* Requirement:
Can you pull out each line of the data below that includes the word "XPLUSD"?

(Records contained in a dataset)
## START

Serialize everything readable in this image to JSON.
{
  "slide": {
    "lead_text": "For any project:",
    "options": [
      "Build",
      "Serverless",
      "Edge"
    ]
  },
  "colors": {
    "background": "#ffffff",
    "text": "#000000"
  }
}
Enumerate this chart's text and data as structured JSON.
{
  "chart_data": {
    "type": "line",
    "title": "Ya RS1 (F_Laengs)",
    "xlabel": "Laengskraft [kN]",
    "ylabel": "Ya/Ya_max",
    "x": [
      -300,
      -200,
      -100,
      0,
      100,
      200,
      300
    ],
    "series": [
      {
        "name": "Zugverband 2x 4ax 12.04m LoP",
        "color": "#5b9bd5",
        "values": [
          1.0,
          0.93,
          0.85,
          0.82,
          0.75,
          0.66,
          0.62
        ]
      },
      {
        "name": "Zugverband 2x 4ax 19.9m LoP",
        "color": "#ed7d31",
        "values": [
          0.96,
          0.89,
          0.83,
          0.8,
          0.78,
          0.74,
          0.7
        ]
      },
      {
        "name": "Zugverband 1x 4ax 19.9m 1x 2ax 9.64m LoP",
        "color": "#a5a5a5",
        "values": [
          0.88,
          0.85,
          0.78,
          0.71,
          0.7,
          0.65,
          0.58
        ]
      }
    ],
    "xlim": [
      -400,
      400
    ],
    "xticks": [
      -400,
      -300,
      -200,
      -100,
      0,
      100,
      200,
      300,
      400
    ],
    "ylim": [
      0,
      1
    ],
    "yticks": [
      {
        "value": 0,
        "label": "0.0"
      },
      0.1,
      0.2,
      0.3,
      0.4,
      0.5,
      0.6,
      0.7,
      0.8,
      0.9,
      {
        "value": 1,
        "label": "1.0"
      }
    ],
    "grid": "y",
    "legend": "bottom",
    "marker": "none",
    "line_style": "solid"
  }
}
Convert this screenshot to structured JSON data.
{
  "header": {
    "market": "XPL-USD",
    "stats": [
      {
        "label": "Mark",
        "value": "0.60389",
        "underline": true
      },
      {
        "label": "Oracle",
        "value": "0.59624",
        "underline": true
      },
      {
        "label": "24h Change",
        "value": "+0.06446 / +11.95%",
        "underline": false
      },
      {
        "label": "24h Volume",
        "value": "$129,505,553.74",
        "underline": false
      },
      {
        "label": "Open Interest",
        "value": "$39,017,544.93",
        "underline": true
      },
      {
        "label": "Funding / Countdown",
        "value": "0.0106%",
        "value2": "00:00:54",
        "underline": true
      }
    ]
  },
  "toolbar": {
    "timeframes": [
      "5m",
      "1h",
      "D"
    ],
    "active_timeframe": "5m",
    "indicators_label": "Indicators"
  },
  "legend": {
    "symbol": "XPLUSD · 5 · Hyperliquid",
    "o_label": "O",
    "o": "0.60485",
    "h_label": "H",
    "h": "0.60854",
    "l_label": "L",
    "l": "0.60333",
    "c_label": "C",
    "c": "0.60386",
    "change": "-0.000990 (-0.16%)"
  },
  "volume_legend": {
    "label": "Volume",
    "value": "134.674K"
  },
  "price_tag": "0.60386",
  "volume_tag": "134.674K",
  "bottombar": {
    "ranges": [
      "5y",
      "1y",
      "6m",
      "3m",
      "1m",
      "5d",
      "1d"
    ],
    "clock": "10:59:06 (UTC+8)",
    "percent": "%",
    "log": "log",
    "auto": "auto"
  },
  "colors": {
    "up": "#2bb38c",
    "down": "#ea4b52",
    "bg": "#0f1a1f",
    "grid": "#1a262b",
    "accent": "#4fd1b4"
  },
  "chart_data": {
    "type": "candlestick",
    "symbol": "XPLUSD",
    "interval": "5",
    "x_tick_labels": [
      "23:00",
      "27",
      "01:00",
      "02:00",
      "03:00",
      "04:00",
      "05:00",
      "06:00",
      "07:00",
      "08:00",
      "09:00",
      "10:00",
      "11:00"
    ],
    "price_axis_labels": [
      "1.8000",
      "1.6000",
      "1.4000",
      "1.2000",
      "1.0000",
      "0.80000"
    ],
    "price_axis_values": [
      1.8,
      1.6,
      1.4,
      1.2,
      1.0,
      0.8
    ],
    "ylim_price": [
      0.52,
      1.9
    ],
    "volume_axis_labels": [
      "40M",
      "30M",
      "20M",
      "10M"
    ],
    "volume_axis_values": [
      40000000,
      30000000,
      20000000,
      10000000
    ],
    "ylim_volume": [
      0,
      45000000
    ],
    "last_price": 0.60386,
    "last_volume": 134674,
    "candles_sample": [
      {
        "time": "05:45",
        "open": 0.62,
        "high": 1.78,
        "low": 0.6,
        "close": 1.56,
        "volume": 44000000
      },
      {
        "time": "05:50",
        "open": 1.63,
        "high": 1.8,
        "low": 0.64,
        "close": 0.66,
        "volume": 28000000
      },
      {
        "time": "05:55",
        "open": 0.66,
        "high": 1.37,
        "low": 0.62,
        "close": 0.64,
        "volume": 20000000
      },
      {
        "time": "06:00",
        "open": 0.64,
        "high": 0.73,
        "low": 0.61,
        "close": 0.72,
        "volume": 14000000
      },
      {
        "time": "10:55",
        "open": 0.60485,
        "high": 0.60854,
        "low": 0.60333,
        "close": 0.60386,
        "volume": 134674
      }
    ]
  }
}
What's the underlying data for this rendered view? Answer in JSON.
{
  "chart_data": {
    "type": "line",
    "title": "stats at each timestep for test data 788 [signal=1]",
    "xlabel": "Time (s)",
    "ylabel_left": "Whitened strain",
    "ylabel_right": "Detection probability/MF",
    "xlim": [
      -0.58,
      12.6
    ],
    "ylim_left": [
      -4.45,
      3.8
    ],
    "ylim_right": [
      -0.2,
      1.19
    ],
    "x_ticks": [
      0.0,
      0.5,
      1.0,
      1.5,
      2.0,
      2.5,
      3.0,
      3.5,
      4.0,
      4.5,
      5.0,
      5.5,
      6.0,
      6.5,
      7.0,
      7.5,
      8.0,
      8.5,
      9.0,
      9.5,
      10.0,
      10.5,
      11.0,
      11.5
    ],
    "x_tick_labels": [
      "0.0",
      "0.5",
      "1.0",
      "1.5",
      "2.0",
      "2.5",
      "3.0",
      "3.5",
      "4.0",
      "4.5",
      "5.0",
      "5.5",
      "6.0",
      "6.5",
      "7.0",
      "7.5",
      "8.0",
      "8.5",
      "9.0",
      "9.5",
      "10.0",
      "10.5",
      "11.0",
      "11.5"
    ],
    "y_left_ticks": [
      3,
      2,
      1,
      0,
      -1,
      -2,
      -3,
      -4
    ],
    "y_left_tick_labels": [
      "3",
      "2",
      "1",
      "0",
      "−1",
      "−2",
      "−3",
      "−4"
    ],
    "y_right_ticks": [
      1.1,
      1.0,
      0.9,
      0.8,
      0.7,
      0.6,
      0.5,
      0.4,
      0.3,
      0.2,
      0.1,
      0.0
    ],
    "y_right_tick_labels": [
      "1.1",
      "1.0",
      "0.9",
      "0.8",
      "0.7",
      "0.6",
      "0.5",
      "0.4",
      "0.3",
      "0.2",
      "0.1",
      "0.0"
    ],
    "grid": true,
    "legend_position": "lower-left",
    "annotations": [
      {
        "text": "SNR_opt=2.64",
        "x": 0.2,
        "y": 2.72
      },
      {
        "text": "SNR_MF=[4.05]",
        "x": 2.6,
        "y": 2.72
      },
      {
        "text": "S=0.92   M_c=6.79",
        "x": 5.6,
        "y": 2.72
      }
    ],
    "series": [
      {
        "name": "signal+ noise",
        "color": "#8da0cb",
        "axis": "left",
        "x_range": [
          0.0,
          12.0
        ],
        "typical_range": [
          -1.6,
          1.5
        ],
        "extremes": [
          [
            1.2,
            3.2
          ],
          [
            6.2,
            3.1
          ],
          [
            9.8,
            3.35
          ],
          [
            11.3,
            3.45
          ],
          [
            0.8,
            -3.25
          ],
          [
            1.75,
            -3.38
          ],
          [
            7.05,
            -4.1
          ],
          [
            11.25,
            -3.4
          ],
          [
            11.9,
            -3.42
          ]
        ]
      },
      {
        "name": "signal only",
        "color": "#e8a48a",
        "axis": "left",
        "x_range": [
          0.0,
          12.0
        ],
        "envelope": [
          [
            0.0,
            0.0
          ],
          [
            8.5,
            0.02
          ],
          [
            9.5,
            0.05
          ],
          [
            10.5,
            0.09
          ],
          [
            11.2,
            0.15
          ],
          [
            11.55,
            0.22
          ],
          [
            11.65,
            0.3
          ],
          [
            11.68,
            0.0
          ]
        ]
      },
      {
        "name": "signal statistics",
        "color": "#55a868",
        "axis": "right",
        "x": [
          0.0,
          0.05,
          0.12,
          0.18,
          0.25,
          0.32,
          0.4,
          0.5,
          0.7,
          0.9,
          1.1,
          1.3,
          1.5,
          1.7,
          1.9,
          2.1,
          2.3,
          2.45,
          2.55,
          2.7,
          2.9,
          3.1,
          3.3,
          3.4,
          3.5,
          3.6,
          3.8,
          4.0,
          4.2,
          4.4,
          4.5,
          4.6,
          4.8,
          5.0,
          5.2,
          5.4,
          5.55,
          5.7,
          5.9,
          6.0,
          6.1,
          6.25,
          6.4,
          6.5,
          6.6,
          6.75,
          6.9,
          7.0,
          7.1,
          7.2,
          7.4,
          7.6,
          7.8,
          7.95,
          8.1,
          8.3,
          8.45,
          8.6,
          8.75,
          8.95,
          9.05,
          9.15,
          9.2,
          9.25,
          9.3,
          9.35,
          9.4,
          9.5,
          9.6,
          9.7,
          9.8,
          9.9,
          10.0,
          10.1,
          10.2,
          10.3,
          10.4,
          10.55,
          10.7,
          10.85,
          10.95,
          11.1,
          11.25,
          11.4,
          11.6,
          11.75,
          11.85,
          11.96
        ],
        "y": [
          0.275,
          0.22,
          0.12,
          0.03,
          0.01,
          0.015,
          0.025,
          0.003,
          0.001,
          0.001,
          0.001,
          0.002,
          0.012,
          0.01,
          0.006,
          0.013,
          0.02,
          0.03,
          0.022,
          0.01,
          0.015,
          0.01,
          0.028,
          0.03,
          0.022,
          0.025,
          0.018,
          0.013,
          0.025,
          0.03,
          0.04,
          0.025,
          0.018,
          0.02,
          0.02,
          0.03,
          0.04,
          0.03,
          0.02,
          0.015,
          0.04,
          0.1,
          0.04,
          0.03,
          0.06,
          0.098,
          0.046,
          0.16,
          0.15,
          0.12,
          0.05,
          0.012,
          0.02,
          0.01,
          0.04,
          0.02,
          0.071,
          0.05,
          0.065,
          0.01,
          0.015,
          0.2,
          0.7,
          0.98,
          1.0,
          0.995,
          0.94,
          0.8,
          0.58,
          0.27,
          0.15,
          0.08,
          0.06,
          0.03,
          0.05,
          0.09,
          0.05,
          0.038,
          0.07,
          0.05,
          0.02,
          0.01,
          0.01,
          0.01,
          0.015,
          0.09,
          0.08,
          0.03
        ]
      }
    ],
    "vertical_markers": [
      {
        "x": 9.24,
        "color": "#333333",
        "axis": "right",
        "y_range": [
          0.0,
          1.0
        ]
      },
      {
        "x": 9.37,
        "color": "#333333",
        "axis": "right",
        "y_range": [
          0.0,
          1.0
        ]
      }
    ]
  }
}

## END

* Full output:
    "symbol": "XPLUSD · 5 · Hyperliquid",
    "symbol": "XPLUSD",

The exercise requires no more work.